Will you quote all of the entries, word for word?

— start —

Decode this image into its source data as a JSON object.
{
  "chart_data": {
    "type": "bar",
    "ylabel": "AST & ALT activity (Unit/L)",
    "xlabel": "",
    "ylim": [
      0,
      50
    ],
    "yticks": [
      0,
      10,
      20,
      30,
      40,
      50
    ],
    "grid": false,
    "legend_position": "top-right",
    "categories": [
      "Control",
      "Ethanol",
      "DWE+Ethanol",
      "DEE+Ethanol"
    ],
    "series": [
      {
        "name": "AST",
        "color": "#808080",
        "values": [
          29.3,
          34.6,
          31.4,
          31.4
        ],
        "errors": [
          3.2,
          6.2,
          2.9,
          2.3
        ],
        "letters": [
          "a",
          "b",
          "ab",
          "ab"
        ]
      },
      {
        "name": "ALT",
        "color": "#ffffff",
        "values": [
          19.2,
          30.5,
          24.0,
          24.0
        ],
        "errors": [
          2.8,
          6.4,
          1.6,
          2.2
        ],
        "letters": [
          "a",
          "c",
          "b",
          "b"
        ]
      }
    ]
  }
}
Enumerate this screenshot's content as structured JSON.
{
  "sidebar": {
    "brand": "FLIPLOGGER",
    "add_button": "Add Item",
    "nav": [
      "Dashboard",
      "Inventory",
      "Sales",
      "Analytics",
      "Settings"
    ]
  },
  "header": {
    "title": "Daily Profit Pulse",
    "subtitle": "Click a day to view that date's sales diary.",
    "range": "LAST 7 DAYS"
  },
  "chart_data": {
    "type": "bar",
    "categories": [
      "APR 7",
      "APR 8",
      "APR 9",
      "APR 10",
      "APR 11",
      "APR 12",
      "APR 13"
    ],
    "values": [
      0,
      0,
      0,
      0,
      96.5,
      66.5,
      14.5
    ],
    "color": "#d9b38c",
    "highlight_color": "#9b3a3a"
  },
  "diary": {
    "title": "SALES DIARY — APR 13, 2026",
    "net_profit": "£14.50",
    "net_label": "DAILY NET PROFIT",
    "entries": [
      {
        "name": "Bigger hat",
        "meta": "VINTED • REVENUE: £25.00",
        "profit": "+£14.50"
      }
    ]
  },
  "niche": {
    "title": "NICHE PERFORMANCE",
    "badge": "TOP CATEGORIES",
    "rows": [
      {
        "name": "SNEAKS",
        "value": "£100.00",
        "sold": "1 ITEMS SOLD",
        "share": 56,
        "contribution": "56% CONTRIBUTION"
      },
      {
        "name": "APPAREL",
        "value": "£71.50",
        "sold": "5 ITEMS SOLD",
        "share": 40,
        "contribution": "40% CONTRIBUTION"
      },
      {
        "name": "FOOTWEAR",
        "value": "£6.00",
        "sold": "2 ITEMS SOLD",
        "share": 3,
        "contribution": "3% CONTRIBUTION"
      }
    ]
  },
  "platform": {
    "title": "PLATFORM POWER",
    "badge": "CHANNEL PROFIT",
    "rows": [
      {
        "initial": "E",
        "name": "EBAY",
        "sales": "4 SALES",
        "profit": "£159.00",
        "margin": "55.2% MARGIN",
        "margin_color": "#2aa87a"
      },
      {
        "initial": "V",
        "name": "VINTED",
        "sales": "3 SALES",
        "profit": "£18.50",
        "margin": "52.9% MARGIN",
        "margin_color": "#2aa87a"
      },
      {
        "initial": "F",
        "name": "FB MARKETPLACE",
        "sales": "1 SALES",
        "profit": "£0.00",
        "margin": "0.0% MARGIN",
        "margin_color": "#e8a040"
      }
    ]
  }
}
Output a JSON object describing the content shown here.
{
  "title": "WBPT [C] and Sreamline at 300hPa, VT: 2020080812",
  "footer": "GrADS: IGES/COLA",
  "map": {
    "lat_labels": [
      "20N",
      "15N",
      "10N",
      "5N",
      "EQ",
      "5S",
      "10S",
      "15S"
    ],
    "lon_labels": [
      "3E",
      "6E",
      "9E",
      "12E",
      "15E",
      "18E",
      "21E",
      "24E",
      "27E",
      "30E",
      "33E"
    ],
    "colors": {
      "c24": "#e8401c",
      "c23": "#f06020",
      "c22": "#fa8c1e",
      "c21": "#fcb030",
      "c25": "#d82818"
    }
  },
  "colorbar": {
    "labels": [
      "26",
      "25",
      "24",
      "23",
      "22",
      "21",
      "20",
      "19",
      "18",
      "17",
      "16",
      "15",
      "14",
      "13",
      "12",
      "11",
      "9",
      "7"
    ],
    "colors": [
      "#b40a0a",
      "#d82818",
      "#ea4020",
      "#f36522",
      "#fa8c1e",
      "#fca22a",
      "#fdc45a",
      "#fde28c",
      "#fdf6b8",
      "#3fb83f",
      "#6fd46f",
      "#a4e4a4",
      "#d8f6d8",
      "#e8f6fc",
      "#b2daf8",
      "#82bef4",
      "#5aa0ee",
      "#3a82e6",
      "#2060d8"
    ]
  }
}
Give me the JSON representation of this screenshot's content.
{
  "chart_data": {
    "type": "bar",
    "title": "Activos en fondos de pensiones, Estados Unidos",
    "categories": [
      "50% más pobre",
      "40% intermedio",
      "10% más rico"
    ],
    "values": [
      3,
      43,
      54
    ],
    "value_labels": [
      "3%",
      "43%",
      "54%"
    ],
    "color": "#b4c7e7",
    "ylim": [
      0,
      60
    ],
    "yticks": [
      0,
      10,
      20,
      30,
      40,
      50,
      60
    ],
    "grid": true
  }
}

— end —

#### [Output]
Decode this image into its source data as a JSON object.
{
  "chart_data": {
    "type": "bar",
    "ylabel": "AST & ALT activity (Unit/L)",
    "xlabel": "",
    "ylim": [
      0,
      50
    ],
    "yticks": [
      0,
      10,
      20,
      30,
      40,
      50
    ],
    "grid": false,
    "legend_position": "top-right",
    "categories": [
      "Control",
      "Ethanol",
      "DWE+Ethanol",
      "DEE+Ethanol"
    ],
    "series": [
      {
        "name": "AST",
        "color": "#808080",
        "values": [
          29.3,
          34.6,
          31.4,
          31.4
        ],
        "errors": [
          3.2,
          6.2,
          2.9,
          2.3
        ],
        "letters": [
          "a",
          "b",
          "ab",
          "ab"
        ]
      },
      {
        "name": "ALT",
        "color": "#ffffff",
        "values": [
          19.2,
          30.5,
          24.0,
          24.0
        ],
        "errors": [
          2.8,
          6.4,
          1.6,
          2.2
        ],
        "letters": [
          "a",
          "c",
          "b",
          "b"
        ]
      }
    ]
  }
}
Enumerate this screenshot's content as structured JSON.
{
  "sidebar": {
    "brand": "FLIPLOGGER",
    "add_button": "Add Item",
    "nav": [
      "Dashboard",
      "Inventory",
      "Sales",
      "Analytics",
      "Settings"
    ]
  },
  "header": {
    "title": "Daily Profit Pulse",
    "subtitle": "Click a day to view that date's sales diary.",
    "range": "LAST 7 DAYS"
  },
  "chart_data": {
    "type": "bar",
    "categories": [
      "APR 7",
      "APR 8",
      "APR 9",
      "APR 10",
      "APR 11",
      "APR 12",
      "APR 13"
    ],
    "values": [
      0,
      0,
      0,
      0,
      96.5,
      66.5,
      14.5
    ],
    "color": "#d9b38c",
    "highlight_color": "#9b3a3a"
  },
  "diary": {
    "title": "SALES DIARY — APR 13, 2026",
    "net_profit": "£14.50",
    "net_label": "DAILY NET PROFIT",
    "entries": [
      {
        "name": "Bigger hat",
        "meta": "VINTED • REVENUE: £25.00",
        "profit": "+£14.50"
      }
    ]
  },
  "niche": {
    "title": "NICHE PERFORMANCE",
    "badge": "TOP CATEGORIES",
    "rows": [
      {
        "name": "SNEAKS",
        "value": "£100.00",
        "sold": "1 ITEMS SOLD",
        "share": 56,
        "contribution": "56% CONTRIBUTION"
      },
      {
        "name": "APPAREL",
        "value": "£71.50",
        "sold": "5 ITEMS SOLD",
        "share": 40,
        "contribution": "40% CONTRIBUTION"
      },
      {
        "name": "FOOTWEAR",
        "value": "£6.00",
        "sold": "2 ITEMS SOLD",
        "share": 3,
        "contribution": "3% CONTRIBUTION"
      }
    ]
  },
  "platform": {
    "title": "PLATFORM POWER",
    "badge": "CHANNEL PROFIT",
    "rows": [
      {
        "initial": "E",
        "name": "EBAY",
        "sales": "4 SALES",
        "profit": "£159.00",
        "margin": "55.2% MARGIN",
        "margin_color": "#2aa87a"
      },
      {
        "initial": "V",
        "name": "VINTED",
        "sales": "3 SALES",
        "profit": "£18.50",
        "margin": "52.9% MARGIN",
        "margin_color": "#2aa87a"
      },
      {
        "initial": "F",
        "name": "FB MARKETPLACE",
        "sales": "1 SALES",
        "profit": "£0.00",
        "margin": "0.0% MARGIN",
        "margin_color": "#e8a040"
      }
    ]
  }
}
Output a JSON object describing the content shown here.
{
  "title": "WBPT [C] and Sreamline at 300hPa, VT: 2020080812",
  "footer": "GrADS: IGES/COLA",
  "map": {
    "lat_labels": [
      "20N",
      "15N",
      "10N",
      "5N",
      "EQ",
      "5S",
      "10S",
      "15S"
    ],
    "lon_labels": [
      "3E",
      "6E",
      "9E",
      "12E",
      "15E",
      "18E",
      "21E",
      "24E",
      "27E",
      "30E",
      "33E"
    ],
    "colors": {
      "c24": "#e8401c",
      "c23": "#f06020",
      "c22": "#fa8c1e",
      "c21": "#fcb030",
      "c25": "#d82818"
    }
  },
  "colorbar": {
    "labels": [
      "26",
      "25",
      "24",
      "23",
      "22",
      "21",
      "20",
      "19",
      "18",
      "17",
      "16",
      "15",
      "14",
      "13",
      "12",
      "11",
      "9",
      "7"
    ],
    "colors": [
      "#b40a0a",
      "#d82818",
      "#ea4020",
      "#f36522",
      "#fa8c1e",
      "#fca22a",
      "#fdc45a",
      "#fde28c",
      "#fdf6b8",
      "#3fb83f",
      "#6fd46f",
      "#a4e4a4",
      "#d8f6d8",
      "#e8f6fc",
      "#b2daf8",
      "#82bef4",
      "#5aa0ee",
      "#3a82e6",
      "#2060d8"
    ]
  }
}
Give me the JSON representation of this screenshot's content.
{
  "chart_data": {
    "type": "bar",
    "title": "Activos en fondos de pensiones, Estados Unidos",
    "categories": [
      "50% más pobre",
      "40% intermedio",
      "10% más rico"
    ],
    "values": [
      3,
      43,
      54
    ],
    "value_labels": [
      "3%",
      "43%",
      "54%"
    ],
    "color": "#b4c7e7",
    "ylim": [
      0,
      60
    ],
    "yticks": [
      0,
      10,
      20,
      30,
      40,
      50,
      60
    ],
    "grid": true
  }
}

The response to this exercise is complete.